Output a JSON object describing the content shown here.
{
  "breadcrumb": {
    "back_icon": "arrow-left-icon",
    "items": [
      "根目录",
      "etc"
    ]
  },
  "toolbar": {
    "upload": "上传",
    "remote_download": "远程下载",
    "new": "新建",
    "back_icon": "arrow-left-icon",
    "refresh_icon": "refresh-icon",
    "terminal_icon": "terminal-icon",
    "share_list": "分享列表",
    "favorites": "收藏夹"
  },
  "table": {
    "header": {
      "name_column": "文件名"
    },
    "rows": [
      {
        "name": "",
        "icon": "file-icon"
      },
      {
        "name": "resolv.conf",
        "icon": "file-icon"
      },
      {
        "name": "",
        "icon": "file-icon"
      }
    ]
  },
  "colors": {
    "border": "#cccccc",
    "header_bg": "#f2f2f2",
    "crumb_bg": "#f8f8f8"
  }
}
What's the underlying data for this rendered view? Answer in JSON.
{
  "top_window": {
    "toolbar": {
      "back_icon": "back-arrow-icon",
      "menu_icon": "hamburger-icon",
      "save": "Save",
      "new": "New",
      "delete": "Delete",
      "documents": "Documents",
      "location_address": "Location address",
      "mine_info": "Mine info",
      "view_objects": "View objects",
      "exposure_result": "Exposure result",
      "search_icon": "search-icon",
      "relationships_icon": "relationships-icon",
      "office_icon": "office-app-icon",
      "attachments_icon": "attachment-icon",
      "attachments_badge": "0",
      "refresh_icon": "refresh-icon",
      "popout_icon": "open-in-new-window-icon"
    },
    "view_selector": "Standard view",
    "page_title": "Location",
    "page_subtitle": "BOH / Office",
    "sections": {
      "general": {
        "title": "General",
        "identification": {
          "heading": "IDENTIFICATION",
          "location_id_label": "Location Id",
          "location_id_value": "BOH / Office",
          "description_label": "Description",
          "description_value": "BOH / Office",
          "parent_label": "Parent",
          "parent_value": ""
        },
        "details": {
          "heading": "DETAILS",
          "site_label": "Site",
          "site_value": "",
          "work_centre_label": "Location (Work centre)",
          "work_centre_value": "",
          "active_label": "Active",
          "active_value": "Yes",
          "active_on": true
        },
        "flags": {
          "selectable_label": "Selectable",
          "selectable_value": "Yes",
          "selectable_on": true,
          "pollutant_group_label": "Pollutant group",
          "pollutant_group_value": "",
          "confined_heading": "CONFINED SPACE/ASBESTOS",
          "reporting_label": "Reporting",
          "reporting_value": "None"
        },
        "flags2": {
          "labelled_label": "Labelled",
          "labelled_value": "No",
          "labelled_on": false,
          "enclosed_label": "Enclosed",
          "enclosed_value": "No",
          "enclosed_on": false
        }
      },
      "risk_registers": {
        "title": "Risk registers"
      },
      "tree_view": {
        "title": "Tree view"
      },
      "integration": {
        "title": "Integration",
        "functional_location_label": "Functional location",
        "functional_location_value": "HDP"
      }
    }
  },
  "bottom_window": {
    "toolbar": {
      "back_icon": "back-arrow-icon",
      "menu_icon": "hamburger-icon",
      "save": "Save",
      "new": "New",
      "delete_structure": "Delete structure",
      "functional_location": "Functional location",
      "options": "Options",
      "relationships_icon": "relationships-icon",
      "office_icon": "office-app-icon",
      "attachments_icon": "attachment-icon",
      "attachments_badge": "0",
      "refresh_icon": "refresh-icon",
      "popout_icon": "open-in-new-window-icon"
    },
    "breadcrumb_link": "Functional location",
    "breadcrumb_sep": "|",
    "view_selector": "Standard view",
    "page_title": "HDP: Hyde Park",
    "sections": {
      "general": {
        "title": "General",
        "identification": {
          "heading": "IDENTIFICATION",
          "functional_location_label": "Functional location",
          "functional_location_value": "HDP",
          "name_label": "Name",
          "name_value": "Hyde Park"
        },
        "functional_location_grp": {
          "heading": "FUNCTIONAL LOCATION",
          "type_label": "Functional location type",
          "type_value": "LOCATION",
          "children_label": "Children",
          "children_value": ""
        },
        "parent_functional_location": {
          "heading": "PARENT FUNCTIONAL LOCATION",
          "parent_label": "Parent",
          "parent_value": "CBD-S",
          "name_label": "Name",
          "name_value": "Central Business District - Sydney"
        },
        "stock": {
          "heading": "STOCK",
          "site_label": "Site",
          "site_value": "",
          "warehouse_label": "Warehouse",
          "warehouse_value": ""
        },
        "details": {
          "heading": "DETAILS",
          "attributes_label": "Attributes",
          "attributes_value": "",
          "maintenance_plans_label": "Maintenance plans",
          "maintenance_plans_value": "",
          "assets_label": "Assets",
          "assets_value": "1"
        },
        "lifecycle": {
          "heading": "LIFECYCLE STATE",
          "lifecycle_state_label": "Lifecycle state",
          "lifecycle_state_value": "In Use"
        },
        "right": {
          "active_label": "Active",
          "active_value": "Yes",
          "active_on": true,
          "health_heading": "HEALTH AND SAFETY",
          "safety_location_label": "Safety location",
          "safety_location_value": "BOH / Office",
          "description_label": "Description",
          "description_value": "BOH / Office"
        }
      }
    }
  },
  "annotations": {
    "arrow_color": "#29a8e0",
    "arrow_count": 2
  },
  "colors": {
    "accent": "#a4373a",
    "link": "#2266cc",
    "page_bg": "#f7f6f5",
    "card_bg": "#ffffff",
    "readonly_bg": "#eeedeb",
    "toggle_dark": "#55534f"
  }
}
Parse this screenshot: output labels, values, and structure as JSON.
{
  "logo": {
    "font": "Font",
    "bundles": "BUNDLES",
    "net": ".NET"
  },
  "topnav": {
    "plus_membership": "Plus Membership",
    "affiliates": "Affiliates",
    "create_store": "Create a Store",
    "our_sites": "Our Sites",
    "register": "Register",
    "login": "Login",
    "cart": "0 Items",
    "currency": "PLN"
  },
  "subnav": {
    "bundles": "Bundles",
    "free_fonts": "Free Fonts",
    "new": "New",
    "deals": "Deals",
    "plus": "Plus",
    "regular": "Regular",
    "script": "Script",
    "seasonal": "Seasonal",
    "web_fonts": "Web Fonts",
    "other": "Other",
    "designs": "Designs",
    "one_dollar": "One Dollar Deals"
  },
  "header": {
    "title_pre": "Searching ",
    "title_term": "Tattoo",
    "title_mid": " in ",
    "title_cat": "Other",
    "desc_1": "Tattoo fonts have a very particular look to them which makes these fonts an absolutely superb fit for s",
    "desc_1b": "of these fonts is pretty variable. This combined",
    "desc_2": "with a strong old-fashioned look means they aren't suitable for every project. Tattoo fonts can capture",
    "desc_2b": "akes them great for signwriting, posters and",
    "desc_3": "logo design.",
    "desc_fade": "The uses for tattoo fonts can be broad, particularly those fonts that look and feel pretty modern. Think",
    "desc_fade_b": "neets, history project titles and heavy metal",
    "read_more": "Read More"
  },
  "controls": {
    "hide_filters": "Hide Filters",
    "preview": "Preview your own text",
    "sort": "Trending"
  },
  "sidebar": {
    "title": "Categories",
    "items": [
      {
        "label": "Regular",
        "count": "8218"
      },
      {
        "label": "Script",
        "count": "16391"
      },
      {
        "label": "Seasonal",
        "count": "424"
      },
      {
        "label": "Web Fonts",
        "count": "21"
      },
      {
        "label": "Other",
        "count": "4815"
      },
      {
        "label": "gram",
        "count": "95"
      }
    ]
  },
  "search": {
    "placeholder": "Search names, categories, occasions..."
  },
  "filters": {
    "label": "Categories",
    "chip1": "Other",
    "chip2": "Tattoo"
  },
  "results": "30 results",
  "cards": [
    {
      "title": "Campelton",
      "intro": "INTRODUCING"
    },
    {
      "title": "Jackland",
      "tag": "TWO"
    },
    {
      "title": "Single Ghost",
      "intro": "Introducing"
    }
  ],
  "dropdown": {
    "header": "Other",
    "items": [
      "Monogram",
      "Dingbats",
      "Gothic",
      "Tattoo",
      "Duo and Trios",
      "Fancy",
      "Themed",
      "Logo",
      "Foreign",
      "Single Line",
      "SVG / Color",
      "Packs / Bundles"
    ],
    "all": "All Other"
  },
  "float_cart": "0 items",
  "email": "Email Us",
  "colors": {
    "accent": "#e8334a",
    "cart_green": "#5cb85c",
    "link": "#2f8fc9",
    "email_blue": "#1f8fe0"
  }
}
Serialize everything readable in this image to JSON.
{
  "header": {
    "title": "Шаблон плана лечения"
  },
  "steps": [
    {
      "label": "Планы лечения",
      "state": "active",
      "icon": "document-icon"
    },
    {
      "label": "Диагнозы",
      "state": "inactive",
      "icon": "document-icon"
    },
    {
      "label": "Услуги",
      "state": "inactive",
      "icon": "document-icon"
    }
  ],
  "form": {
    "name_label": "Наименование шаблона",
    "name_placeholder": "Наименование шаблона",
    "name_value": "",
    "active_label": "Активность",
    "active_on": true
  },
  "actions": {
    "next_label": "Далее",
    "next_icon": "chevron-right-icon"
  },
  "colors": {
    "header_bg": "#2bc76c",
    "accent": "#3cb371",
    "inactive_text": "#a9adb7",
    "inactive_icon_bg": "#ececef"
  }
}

Problem description
Set down exactly what runs from the line with "Serialize everything readable" to the last line of the data above, including both of those lines and no others.

Solution below
Serialize everything readable in this image to JSON.
{
  "header": {
    "title": "Шаблон плана лечения"
  },
  "steps": [
    {
      "label": "Планы лечения",
      "state": "active",
      "icon": "document-icon"
    },
    {
      "label": "Диагнозы",
      "state": "inactive",
      "icon": "document-icon"
    },
    {
      "label": "Услуги",
      "state": "inactive",
      "icon": "document-icon"
    }
  ],
  "form": {
    "name_label": "Наименование шаблона",
    "name_placeholder": "Наименование шаблона",
    "name_value": "",
    "active_label": "Активность",
    "active_on": true
  },
  "actions": {
    "next_label": "Далее",
    "next_icon": "chevron-right-icon"
  },
  "colors": {
    "header_bg": "#2bc76c",
    "accent": "#3cb371",
    "inactive_text": "#a9adb7",
    "inactive_icon_bg": "#ececef"
  }
}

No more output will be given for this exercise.